> **What you will do**
Your answer should be a single number: the count of lines containing the string "Phương".

* START *

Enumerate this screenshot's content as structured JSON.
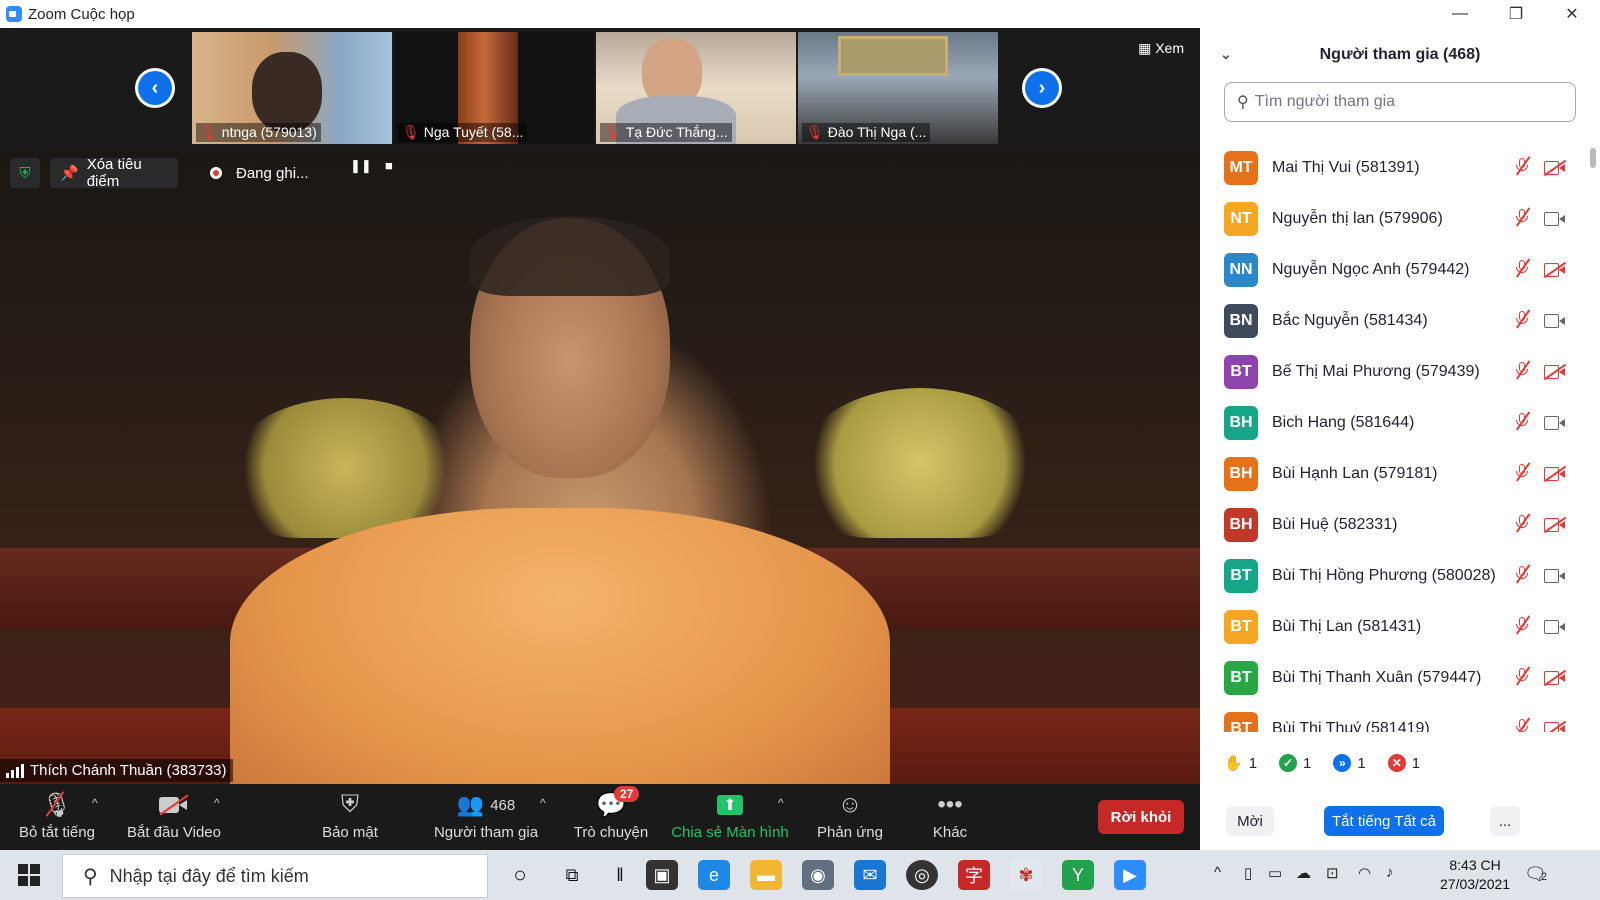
{
  "window": {
    "title": "Zoom Cuộc họp"
  },
  "strip": {
    "view_label": "Xem",
    "thumbs": [
      {
        "name": "ntnga (579013)"
      },
      {
        "name": "Nga Tuyết (58..."
      },
      {
        "name": "Tạ Đức Thắng..."
      },
      {
        "name": "Đào Thị Nga (..."
      }
    ]
  },
  "video": {
    "spotlight_label": "Xóa tiêu điểm",
    "recording_label": "Đang ghi...",
    "speaker_name": "Thích Chánh Thuần (383733)"
  },
  "toolbar": {
    "mute_label": "Bỏ tắt tiếng",
    "video_label": "Bắt đầu Video",
    "security_label": "Bảo mật",
    "participants_label": "Người tham gia",
    "participants_count": "468",
    "chat_label": "Trò chuyện",
    "chat_badge": "27",
    "share_label": "Chia sẻ Màn hình",
    "reactions_label": "Phản ứng",
    "more_label": "Khác",
    "leave_label": "Rời khỏi"
  },
  "panel": {
    "title": "Người tham gia (468)",
    "search_placeholder": "Tìm người tham gia",
    "participants": [
      {
        "initials": "MT",
        "name": "Mai Thị Vui (581391)",
        "color": "#e5711a",
        "video_off": true
      },
      {
        "initials": "NT",
        "name": "Nguyễn thị lan (579906)",
        "color": "#f5a623",
        "video_off": false
      },
      {
        "initials": "NN",
        "name": " Nguyễn Ngọc Anh  (579442)",
        "color": "#2a87c8",
        "video_off": true
      },
      {
        "initials": "BN",
        "name": "Bắc Nguyễn (581434)",
        "color": "#3f4a5a",
        "video_off": false
      },
      {
        "initials": "BT",
        "name": "Bế Thị Mai Phương (579439)",
        "color": "#8e44ad",
        "video_off": true
      },
      {
        "initials": "BH",
        "name": "Bich Hang (581644)",
        "color": "#17a589",
        "video_off": false
      },
      {
        "initials": "BH",
        "name": "Bùi Hạnh Lan (579181)",
        "color": "#e5711a",
        "video_off": true
      },
      {
        "initials": "BH",
        "name": "Bùi Huệ (582331)",
        "color": "#c0392b",
        "video_off": true
      },
      {
        "initials": "BT",
        "name": "Bùi Thị Hồng Phương (580028)",
        "color": "#17a589",
        "video_off": false
      },
      {
        "initials": "BT",
        "name": "Bùi Thị Lan (581431)",
        "color": "#f5a623",
        "video_off": false
      },
      {
        "initials": "BT",
        "name": "Bùi Thị Thanh Xuân (579447)",
        "color": "#27a844",
        "video_off": true
      },
      {
        "initials": "BT",
        "name": "Bùi Thị Thuý (581419)",
        "color": "#e5711a",
        "video_off": true
      }
    ],
    "reactions": {
      "raise_hand": "1",
      "yes": "1",
      "faster": "1",
      "no": "1"
    },
    "invite_label": "Mời",
    "mute_all_label": "Tắt tiếng Tất cả",
    "more_label": "..."
  },
  "taskbar": {
    "search_placeholder": "Nhập tại đây để tìm kiếm",
    "time": "8:43 CH",
    "date": "27/03/2021",
    "notifications": "2"
  }
}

* END *

> **Task result**
2